== Source document ==
################

# West Branch 8/17



## magnus (Mar 10, 2008)

We were at WB this morning at sunrise, trolling J Lake area, i said to another OGF member what is that swimming by shore a @ 10 feet off a little rock wall. We were trying to figure out if it was a bird or duck then BAM! It became musky bait. We could not believe it, we stopped and threw a few casts in the area but he must of been full. That was the only musky we saw but was worth the trip alone. Also met Steve "Mad Mac" for the first time out there, hope you had better luck than us man.


----------



## Stripers4Life (May 2, 2007)

does anyone know if it is legal in the state of ohio to use a bird as bait? This isn't the first time I've heard stories of skees eating birds/ducks.


----------



## Blue Pike (Apr 24, 2004)

Sounds like it&#8217;s creeper time.



http://www.hi-fin.com/acatalog/Online_Catalog_Surface_Baits_2.html


----------



## triton175 (Feb 21, 2006)

I've seen musky take a duckling at Westbranch too. It's cool to watch, but over in a blink.

Stripers4life - I don't know if it's legal to use a live bird, but check the tackle making forum - someone on there made a really cool duckling lure.


----------



## MadMac (May 2, 2005)

Nice to meet you Magnus. I had one on for about as long as it takes me to grab the rod out of the holder. lol That's it.



Stripers4Life said:


> does anyone know if it is legal in the state of ohio to use a bird as bait? This isn't the first time I've heard stories of skees eating birds/ducks.


Why, do you have a cocky parrot you want to teach a lesson or what?


----------



## Stripers4Life (May 2, 2007)

hahaha that's right. he won't shut up. No actually I was thinking that a duck is pretty big, and any fish that takes out a duck has gotta be a big boy, so i would tend to think that a live bird would be a big fish bait......I dunno just a thought. Also, I will go check the tackle making forum thanks triton.

################

== Written problem ==
Please copy the thread starting at the words "I've seen musky" and stopping after "cool duckling lure.", substituting "gosling" for "duckling". The data comes from a separate source and is not part of the thread.

== Given information ==
################

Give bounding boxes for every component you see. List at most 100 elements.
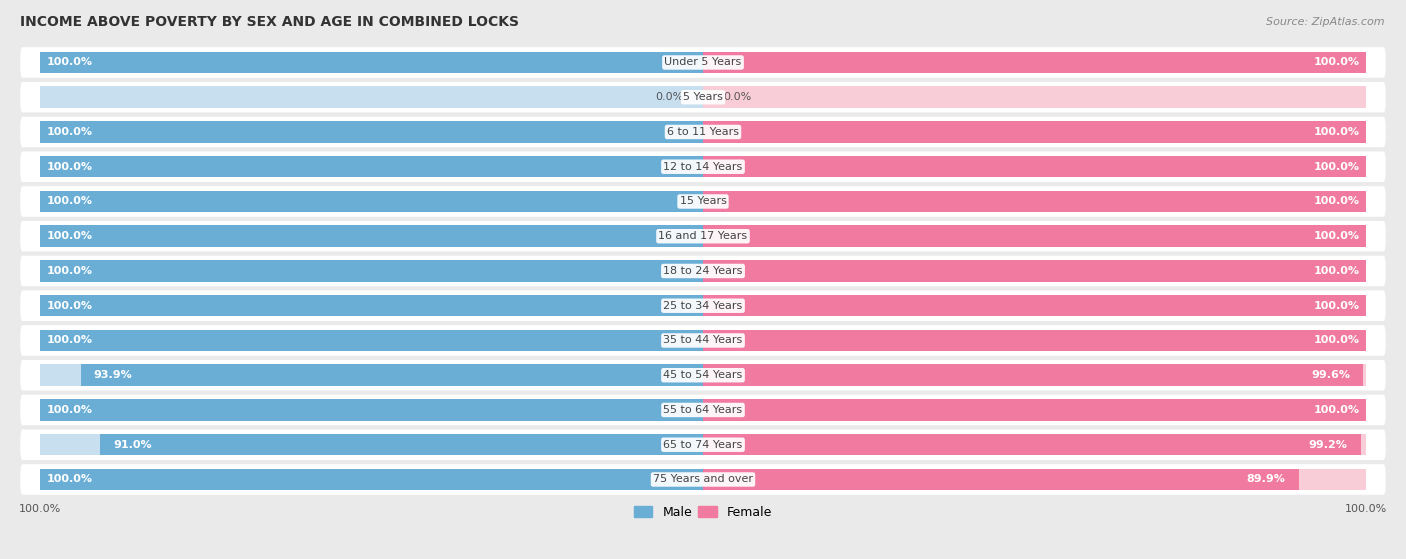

################

== Response for this exercise ==
I've seen musky take a gosling at Westbranch too. It's cool to watch, but over in a blink.

Stripers4life - I don't know if it's legal to use a live bird, but check the tackle making forum - someone on there made a really cool gosling lure.